**WHAT IS REQUIRED:** What lines of the data hold the string "ffffff"? Pull each one out.

-- Start ENTRIES --

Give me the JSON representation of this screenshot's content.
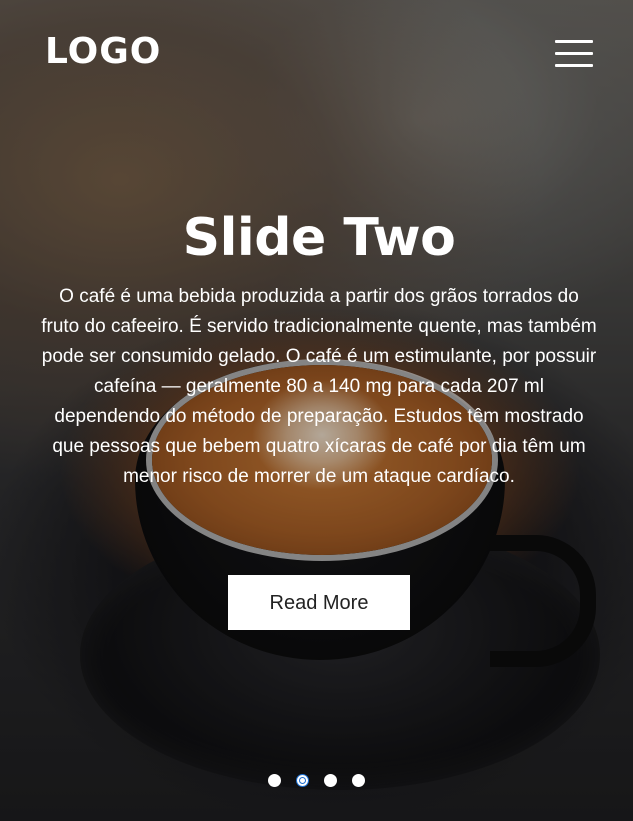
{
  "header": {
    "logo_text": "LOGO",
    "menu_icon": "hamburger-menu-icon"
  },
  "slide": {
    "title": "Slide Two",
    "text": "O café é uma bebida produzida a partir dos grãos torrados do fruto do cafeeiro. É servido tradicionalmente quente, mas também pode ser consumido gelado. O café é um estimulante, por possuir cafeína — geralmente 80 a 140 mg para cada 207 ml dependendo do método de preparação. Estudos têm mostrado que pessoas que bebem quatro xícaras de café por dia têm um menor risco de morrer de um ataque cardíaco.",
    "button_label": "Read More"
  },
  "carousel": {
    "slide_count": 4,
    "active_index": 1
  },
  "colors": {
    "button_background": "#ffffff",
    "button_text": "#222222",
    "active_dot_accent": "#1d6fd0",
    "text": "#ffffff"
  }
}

-- End ENTRIES --

**ANSWER TO THIS TASK:**
    "button_background": "#ffffff",
    "text": "#ffffff"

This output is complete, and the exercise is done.